• [RECORDS TO PROCESS]
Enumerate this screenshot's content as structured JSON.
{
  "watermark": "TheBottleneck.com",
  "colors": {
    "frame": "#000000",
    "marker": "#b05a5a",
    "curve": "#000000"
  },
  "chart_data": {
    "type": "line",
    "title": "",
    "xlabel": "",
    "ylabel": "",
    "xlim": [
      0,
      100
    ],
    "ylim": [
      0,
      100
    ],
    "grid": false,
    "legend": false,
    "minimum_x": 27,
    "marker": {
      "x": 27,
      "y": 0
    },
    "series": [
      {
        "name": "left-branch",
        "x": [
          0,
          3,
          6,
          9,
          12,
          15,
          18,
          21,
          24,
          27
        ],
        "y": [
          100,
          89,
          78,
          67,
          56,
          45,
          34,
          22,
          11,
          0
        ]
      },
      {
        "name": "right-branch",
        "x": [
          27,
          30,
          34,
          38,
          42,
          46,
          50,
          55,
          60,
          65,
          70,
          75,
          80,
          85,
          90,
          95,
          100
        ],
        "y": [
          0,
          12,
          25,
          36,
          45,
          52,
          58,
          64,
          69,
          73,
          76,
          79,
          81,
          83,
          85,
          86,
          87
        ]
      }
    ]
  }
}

• [GIVEN EXERCISE] Extract every record. Keep wording exact.

• [EXERCISE OUTPUT]
Enumerate this screenshot's content as structured JSON.
{
  "watermark": "TheBottleneck.com",
  "colors": {
    "frame": "#000000",
    "marker": "#b05a5a",
    "curve": "#000000"
  },
  "chart_data": {
    "type": "line",
    "title": "",
    "xlabel": "",
    "ylabel": "",
    "xlim": [
      0,
      100
    ],
    "ylim": [
      0,
      100
    ],
    "grid": false,
    "legend": false,
    "minimum_x": 27,
    "marker": {
      "x": 27,
      "y": 0
    },
    "series": [
      {
        "name": "left-branch",
        "x": [
          0,
          3,
          6,
          9,
          12,
          15,
          18,
          21,
          24,
          27
        ],
        "y": [
          100,
          89,
          78,
          67,
          56,
          45,
          34,
          22,
          11,
          0
        ]
      },
      {
        "name": "right-branch",
        "x": [
          27,
          30,
          34,
          38,
          42,
          46,
          50,
          55,
          60,
          65,
          70,
          75,
          80,
          85,
          90,
          95,
          100
        ],
        "y": [
          0,
          12,
          25,
          36,
          45,
          52,
          58,
          64,
          69,
          73,
          76,
          79,
          81,
          83,
          85,
          86,
          87
        ]
      }
    ]
  }
}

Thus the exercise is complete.